Stated task:
Return a copy of each line that holds the string "this".

Material to process:

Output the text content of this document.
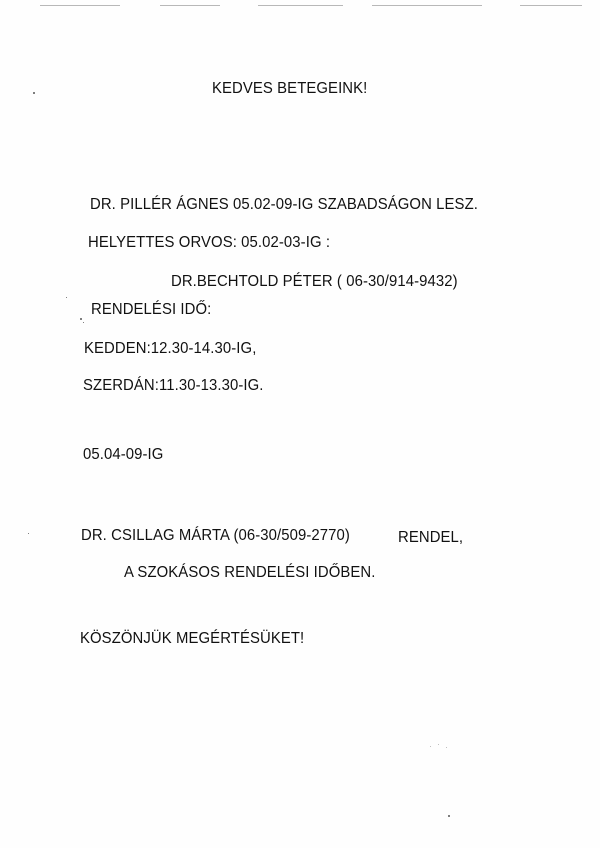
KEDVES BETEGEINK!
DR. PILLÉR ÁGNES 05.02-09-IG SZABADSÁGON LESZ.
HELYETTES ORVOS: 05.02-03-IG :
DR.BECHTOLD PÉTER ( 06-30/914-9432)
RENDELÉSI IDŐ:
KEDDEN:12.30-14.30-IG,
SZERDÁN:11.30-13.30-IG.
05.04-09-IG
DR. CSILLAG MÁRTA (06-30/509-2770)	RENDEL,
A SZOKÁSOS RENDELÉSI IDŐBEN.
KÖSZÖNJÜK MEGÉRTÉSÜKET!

==

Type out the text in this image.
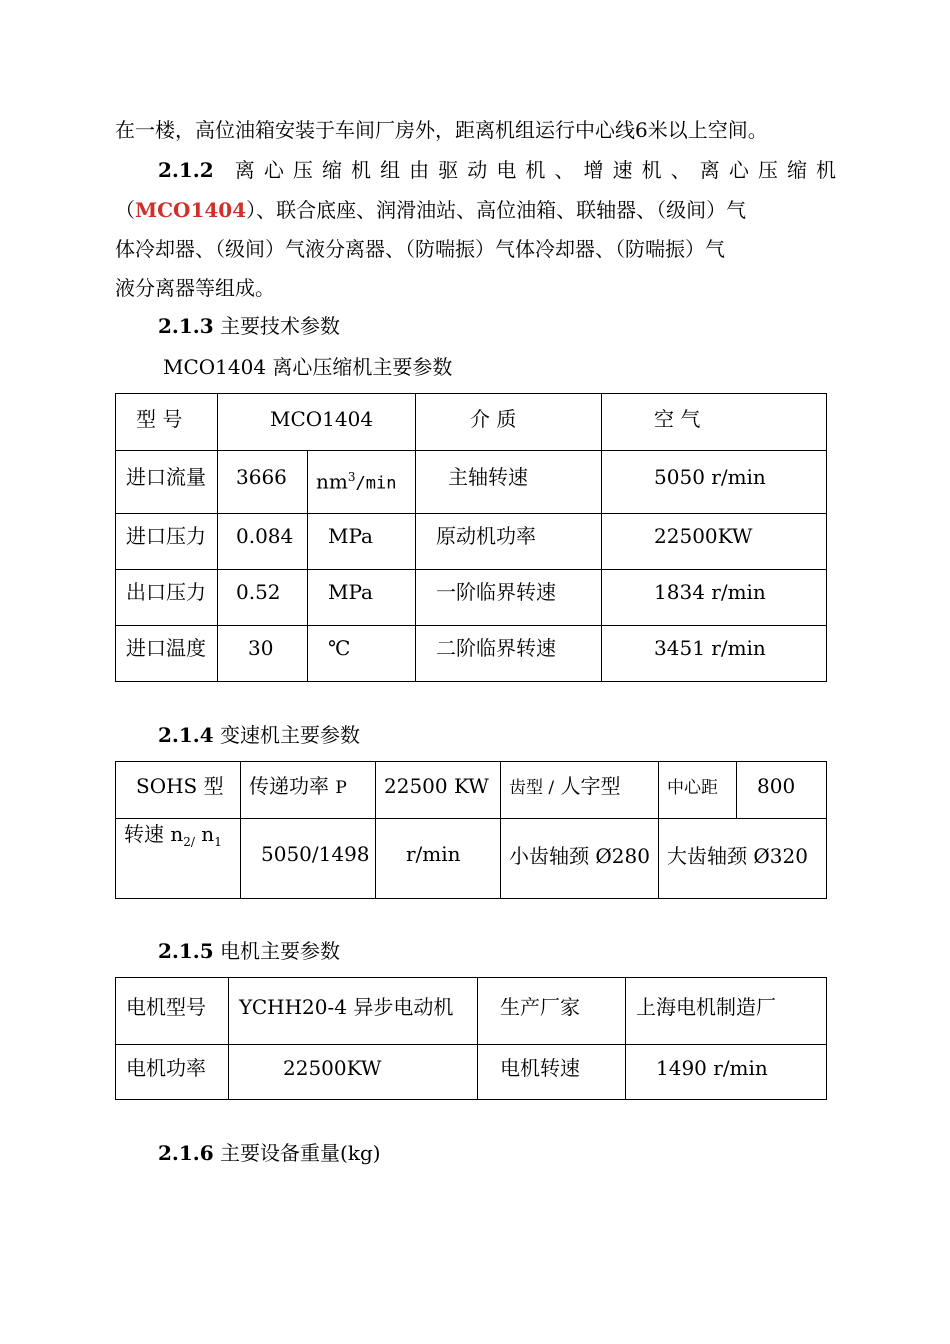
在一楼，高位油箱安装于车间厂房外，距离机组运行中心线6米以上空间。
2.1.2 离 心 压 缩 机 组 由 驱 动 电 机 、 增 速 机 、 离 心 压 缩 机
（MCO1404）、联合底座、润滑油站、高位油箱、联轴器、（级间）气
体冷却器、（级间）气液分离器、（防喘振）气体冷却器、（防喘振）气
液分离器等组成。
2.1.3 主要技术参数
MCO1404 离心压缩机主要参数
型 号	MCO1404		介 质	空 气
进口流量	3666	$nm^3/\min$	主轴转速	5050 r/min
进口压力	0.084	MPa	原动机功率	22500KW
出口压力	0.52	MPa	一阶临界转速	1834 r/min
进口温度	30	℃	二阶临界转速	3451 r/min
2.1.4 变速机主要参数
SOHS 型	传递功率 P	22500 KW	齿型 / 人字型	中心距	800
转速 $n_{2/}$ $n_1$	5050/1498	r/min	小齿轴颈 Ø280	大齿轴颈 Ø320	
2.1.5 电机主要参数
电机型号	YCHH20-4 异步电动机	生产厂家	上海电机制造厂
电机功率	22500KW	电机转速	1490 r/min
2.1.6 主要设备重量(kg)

Final result:
Output the text content of this document.
Type out the text in this image.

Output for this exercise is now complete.